▸ Entries supplied

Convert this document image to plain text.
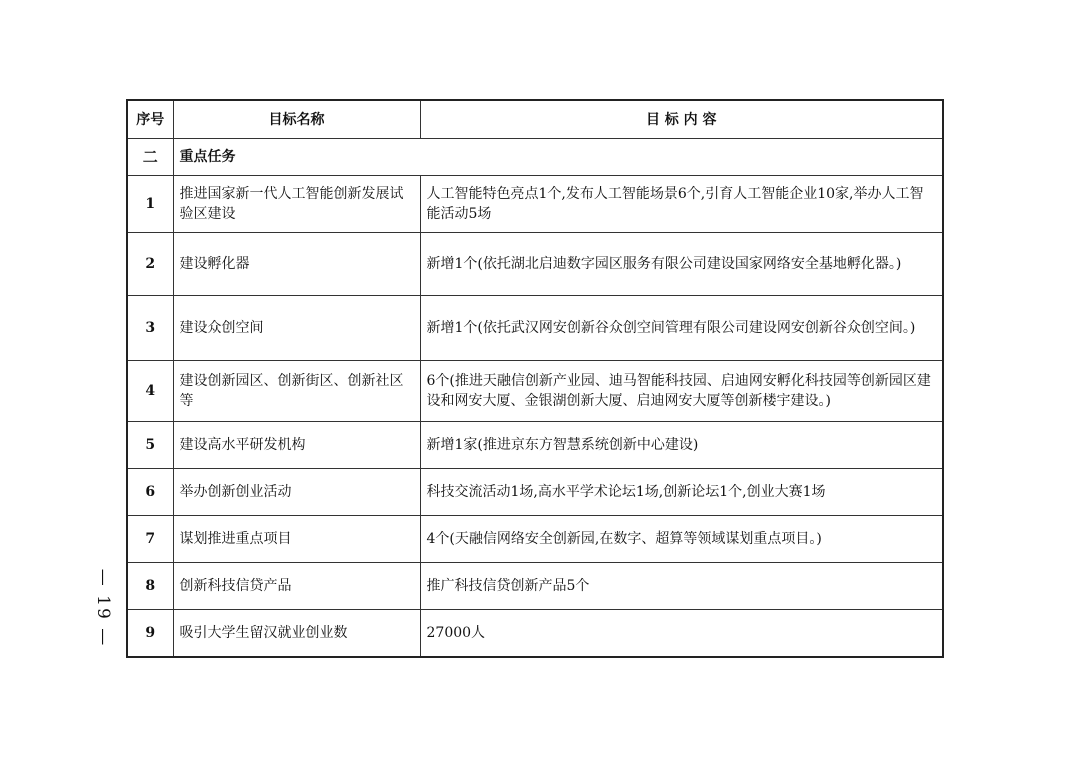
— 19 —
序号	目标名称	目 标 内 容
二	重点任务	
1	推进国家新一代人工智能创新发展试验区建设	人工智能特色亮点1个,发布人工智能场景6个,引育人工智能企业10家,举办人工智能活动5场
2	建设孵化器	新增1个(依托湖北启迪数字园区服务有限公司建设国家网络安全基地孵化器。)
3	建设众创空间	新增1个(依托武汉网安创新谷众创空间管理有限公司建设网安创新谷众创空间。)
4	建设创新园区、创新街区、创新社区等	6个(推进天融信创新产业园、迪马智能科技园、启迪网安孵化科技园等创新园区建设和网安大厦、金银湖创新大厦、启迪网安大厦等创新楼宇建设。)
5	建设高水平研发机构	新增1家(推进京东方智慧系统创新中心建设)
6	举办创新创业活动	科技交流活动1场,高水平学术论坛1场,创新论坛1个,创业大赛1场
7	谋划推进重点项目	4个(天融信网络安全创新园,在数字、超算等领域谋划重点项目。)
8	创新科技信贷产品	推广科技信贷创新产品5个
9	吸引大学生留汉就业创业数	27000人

▸ Written instruction
Leave every image out, and retype the material exactly.

▸ Complete output
Convert this document image to plain text.
— 19 —
序号	目标名称	目 标 内 容
二	重点任务	
1	推进国家新一代人工智能创新发展试验区建设	人工智能特色亮点1个,发布人工智能场景6个,引育人工智能企业10家,举办人工智能活动5场
2	建设孵化器	新增1个(依托湖北启迪数字园区服务有限公司建设国家网络安全基地孵化器。)
3	建设众创空间	新增1个(依托武汉网安创新谷众创空间管理有限公司建设网安创新谷众创空间。)
4	建设创新园区、创新街区、创新社区等	6个(推进天融信创新产业园、迪马智能科技园、启迪网安孵化科技园等创新园区建设和网安大厦、金银湖创新大厦、启迪网安大厦等创新楼宇建设。)
5	建设高水平研发机构	新增1家(推进京东方智慧系统创新中心建设)
6	举办创新创业活动	科技交流活动1场,高水平学术论坛1场,创新论坛1个,创业大赛1场
7	谋划推进重点项目	4个(天融信网络安全创新园,在数字、超算等领域谋划重点项目。)
8	创新科技信贷产品	推广科技信贷创新产品5个
9	吸引大学生留汉就业创业数	27000人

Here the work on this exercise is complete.